--- begin Data entries ---

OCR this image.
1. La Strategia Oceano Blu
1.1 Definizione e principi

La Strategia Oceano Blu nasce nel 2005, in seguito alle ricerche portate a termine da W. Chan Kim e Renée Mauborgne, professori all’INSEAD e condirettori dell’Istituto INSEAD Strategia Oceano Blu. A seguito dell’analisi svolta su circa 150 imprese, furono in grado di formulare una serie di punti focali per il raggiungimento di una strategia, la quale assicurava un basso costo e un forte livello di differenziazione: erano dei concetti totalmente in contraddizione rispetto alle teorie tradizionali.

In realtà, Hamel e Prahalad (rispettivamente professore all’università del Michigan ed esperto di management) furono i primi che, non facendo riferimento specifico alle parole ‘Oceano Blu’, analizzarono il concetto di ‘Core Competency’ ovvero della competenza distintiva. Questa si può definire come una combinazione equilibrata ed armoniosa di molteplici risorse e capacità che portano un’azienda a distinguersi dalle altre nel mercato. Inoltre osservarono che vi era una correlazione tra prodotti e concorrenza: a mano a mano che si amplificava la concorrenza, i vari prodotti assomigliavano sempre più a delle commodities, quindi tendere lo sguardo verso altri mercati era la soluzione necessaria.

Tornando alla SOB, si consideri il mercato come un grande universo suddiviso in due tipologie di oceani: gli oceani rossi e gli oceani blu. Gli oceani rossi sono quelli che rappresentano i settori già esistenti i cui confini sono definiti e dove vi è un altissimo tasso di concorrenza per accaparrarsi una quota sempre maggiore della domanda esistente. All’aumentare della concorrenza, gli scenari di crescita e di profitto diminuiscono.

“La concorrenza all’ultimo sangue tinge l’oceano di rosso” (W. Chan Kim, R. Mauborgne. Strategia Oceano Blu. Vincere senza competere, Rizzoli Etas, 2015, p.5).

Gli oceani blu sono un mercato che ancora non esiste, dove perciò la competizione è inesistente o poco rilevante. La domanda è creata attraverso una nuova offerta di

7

--- end Data entries ---

What to do: Write out the data exactly as it stands.

Complete response:
OCR this image.
1. La Strategia Oceano Blu
1.1 Definizione e principi

La Strategia Oceano Blu nasce nel 2005, in seguito alle ricerche portate a termine da W. Chan Kim e Renée Mauborgne, professori all’INSEAD e condirettori dell’Istituto INSEAD Strategia Oceano Blu. A seguito dell’analisi svolta su circa 150 imprese, furono in grado di formulare una serie di punti focali per il raggiungimento di una strategia, la quale assicurava un basso costo e un forte livello di differenziazione: erano dei concetti totalmente in contraddizione rispetto alle teorie tradizionali.

In realtà, Hamel e Prahalad (rispettivamente professore all’università del Michigan ed esperto di management) furono i primi che, non facendo riferimento specifico alle parole ‘Oceano Blu’, analizzarono il concetto di ‘Core Competency’ ovvero della competenza distintiva. Questa si può definire come una combinazione equilibrata ed armoniosa di molteplici risorse e capacità che portano un’azienda a distinguersi dalle altre nel mercato. Inoltre osservarono che vi era una correlazione tra prodotti e concorrenza: a mano a mano che si amplificava la concorrenza, i vari prodotti assomigliavano sempre più a delle commodities, quindi tendere lo sguardo verso altri mercati era la soluzione necessaria.

Tornando alla SOB, si consideri il mercato come un grande universo suddiviso in due tipologie di oceani: gli oceani rossi e gli oceani blu. Gli oceani rossi sono quelli che rappresentano i settori già esistenti i cui confini sono definiti e dove vi è un altissimo tasso di concorrenza per accaparrarsi una quota sempre maggiore della domanda esistente. All’aumentare della concorrenza, gli scenari di crescita e di profitto diminuiscono.

“La concorrenza all’ultimo sangue tinge l’oceano di rosso” (W. Chan Kim, R. Mauborgne. Strategia Oceano Blu. Vincere senza competere, Rizzoli Etas, 2015, p.5).

Gli oceani blu sono un mercato che ancora non esiste, dove perciò la competizione è inesistente o poco rilevante. La domanda è creata attraverso una nuova offerta di

7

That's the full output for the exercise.